Each line that holds the word "平方厘米" counts once; give the total number of such lines and nothing else.

-- START Data shown --

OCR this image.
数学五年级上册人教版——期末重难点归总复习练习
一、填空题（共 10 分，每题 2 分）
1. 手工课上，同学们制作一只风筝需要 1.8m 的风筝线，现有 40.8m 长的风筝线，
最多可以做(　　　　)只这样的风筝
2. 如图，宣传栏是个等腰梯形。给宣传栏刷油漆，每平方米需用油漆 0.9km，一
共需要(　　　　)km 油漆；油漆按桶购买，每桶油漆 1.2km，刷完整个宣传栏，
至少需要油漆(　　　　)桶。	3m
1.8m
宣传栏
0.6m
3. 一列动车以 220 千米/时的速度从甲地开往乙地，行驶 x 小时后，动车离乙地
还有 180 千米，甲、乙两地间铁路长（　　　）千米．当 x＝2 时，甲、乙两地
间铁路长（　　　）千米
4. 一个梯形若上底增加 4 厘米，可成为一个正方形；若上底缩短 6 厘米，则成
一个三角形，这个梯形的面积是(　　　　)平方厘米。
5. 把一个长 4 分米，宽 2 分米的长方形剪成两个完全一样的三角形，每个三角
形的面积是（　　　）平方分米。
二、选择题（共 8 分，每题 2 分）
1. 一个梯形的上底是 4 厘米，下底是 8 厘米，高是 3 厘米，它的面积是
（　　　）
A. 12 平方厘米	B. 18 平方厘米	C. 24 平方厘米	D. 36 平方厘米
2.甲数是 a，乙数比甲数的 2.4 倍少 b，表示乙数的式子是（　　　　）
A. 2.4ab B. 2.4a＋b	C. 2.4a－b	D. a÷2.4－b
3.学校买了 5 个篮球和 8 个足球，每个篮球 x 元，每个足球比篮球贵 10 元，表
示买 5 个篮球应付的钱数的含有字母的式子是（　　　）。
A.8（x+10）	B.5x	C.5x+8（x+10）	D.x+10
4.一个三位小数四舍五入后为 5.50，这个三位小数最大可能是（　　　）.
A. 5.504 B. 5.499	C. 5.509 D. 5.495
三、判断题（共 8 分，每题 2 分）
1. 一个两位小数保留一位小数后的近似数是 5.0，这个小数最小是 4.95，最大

-- END Data shown --

* _Response to the exercise_
2